■ **WRITTEN INSTRUCTION**: Restate all of the data exactly.

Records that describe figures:

________________________

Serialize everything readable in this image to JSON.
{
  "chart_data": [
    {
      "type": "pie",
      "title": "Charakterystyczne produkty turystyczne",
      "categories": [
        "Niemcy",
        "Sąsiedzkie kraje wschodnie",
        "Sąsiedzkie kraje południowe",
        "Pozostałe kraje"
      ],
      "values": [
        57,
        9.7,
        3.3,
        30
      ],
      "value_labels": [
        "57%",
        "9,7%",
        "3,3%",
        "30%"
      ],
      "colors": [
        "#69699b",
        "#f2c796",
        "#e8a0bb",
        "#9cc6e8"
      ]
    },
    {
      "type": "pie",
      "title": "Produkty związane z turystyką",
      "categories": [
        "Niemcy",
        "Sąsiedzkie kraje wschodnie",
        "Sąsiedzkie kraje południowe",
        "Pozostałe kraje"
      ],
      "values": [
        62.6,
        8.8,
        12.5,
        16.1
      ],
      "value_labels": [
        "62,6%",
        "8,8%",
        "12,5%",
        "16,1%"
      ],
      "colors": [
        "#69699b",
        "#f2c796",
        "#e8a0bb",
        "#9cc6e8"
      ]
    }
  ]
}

________________________

■ **TASK RESPONSE**:
Serialize everything readable in this image to JSON.
{
  "chart_data": [
    {
      "type": "pie",
      "title": "Charakterystyczne produkty turystyczne",
      "categories": [
        "Niemcy",
        "Sąsiedzkie kraje wschodnie",
        "Sąsiedzkie kraje południowe",
        "Pozostałe kraje"
      ],
      "values": [
        57,
        9.7,
        3.3,
        30
      ],
      "value_labels": [
        "57%",
        "9,7%",
        "3,3%",
        "30%"
      ],
      "colors": [
        "#69699b",
        "#f2c796",
        "#e8a0bb",
        "#9cc6e8"
      ]
    },
    {
      "type": "pie",
      "title": "Produkty związane z turystyką",
      "categories": [
        "Niemcy",
        "Sąsiedzkie kraje wschodnie",
        "Sąsiedzkie kraje południowe",
        "Pozostałe kraje"
      ],
      "values": [
        62.6,
        8.8,
        12.5,
        16.1
      ],
      "value_labels": [
        "62,6%",
        "8,8%",
        "12,5%",
        "16,1%"
      ],
      "colors": [
        "#69699b",
        "#f2c796",
        "#e8a0bb",
        "#9cc6e8"
      ]
    }
  ]
}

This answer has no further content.